• Brief: Answer with nothing except the number of lines that contain the word "ylabel".

(Data entries)
#####

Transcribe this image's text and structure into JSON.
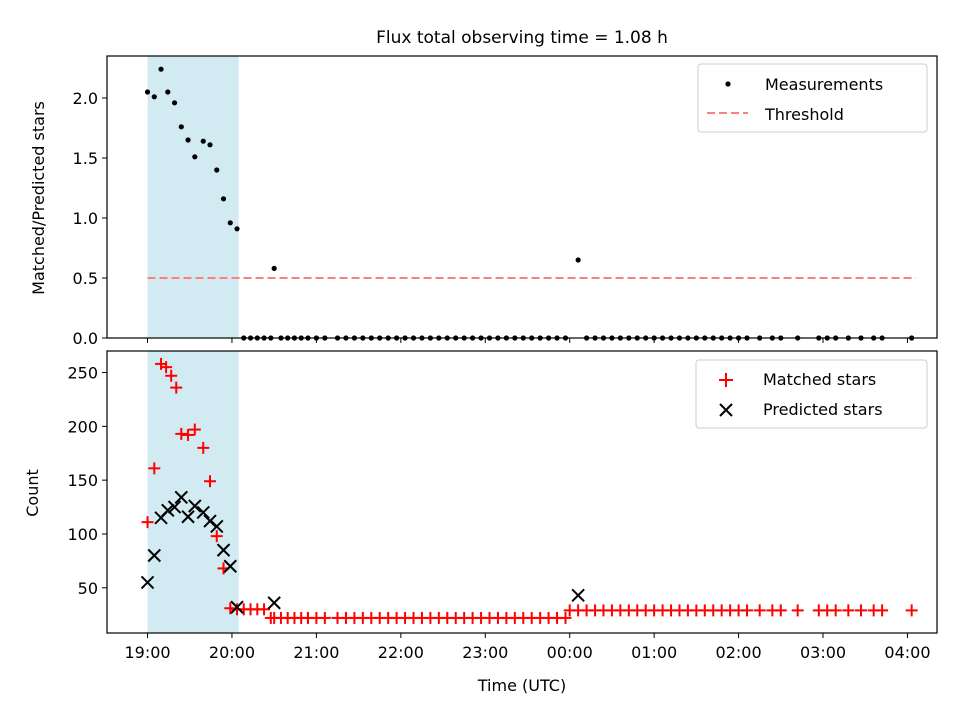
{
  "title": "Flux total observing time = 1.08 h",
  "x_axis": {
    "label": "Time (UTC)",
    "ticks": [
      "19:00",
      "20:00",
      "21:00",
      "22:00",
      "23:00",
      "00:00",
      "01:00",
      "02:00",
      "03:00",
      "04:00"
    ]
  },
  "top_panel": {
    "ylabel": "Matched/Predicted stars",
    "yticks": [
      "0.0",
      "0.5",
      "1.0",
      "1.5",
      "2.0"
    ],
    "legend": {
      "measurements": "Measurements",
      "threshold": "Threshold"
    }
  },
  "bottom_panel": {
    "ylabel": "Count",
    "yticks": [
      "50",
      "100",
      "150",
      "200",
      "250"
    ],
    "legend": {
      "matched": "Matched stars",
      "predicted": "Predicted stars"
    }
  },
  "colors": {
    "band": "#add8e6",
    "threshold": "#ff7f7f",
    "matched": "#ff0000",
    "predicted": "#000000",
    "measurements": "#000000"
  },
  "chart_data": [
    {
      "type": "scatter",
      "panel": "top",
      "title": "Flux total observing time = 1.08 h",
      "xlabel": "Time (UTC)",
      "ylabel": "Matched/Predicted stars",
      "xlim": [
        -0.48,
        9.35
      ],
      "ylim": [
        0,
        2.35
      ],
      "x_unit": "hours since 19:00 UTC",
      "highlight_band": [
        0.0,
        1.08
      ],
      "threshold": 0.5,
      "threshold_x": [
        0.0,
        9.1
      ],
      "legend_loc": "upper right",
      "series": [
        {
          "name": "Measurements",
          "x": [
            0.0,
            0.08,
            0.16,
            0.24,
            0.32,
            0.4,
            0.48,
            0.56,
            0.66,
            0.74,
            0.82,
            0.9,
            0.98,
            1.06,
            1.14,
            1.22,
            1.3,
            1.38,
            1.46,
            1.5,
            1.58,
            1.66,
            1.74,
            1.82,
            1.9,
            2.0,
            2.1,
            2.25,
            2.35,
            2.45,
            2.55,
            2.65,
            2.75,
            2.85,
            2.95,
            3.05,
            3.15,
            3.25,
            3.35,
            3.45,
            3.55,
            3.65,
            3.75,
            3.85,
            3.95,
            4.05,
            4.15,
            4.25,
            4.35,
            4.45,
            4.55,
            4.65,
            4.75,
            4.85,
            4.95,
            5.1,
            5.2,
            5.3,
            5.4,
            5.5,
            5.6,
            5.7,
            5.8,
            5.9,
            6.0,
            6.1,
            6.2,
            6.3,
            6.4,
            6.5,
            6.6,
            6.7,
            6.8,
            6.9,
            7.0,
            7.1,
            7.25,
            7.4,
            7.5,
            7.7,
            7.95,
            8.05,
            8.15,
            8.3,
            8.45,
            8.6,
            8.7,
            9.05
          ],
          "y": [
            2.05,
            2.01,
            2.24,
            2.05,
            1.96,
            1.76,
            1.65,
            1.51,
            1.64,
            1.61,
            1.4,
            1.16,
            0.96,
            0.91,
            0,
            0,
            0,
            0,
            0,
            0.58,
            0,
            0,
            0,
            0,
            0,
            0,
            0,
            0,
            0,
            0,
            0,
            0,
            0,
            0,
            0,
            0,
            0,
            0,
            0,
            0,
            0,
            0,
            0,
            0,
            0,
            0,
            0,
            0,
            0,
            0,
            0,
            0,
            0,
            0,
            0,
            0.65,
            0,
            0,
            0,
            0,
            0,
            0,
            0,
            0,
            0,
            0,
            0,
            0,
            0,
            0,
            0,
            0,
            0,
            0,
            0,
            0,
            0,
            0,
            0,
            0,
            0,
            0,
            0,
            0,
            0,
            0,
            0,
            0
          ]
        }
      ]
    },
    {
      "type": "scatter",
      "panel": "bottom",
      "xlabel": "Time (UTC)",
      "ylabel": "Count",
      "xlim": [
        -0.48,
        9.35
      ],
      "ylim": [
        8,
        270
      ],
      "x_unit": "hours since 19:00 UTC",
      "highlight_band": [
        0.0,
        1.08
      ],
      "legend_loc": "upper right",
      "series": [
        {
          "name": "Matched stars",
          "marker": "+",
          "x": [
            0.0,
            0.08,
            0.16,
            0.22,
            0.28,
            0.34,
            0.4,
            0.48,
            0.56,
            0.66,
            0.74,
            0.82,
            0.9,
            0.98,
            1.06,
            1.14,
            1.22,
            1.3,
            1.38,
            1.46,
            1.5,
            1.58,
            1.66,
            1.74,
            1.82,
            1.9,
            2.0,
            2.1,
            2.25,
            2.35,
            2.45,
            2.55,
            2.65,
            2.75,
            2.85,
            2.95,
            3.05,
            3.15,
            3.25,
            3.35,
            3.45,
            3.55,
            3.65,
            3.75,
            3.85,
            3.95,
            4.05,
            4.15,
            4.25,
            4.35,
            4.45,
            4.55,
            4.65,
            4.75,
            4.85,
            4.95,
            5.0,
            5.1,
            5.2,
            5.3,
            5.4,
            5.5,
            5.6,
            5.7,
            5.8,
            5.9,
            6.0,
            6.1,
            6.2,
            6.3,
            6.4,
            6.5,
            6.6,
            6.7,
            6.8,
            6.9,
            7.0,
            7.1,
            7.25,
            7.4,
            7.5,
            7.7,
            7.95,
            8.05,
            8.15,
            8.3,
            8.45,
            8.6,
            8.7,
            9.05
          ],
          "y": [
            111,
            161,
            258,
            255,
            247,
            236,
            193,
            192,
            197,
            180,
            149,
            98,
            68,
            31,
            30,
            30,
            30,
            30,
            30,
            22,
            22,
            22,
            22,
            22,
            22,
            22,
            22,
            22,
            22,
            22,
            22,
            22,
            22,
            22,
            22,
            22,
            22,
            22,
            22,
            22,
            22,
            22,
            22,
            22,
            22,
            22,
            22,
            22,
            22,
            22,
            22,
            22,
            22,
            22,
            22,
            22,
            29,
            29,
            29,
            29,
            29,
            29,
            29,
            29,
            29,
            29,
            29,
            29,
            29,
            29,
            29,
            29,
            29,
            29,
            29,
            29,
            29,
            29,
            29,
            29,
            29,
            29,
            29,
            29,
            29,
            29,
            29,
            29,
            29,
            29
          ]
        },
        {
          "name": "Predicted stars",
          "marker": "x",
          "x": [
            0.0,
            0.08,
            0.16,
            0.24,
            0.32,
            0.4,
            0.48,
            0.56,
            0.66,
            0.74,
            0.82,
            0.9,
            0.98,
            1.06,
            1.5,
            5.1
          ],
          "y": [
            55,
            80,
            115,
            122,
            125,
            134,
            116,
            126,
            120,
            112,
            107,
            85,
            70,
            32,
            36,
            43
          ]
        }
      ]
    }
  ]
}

#####

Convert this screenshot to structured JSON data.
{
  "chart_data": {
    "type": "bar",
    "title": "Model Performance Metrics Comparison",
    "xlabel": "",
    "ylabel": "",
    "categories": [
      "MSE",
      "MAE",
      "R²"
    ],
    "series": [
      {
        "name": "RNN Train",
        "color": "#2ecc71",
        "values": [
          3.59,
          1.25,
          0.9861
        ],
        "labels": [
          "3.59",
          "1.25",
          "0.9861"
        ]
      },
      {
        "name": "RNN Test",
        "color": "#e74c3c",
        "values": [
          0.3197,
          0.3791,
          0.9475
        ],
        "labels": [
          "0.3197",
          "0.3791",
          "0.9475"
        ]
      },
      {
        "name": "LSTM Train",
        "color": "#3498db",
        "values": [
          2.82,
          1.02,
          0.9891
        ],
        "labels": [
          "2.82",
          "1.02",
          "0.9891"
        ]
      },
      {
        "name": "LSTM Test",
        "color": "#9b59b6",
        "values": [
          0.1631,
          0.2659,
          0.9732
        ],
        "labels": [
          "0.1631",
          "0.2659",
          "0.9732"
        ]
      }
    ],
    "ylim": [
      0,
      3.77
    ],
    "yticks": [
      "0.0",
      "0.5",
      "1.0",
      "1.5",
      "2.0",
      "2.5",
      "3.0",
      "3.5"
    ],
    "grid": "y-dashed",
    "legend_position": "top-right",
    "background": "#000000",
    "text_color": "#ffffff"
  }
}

#####

• Solution to the problem: 5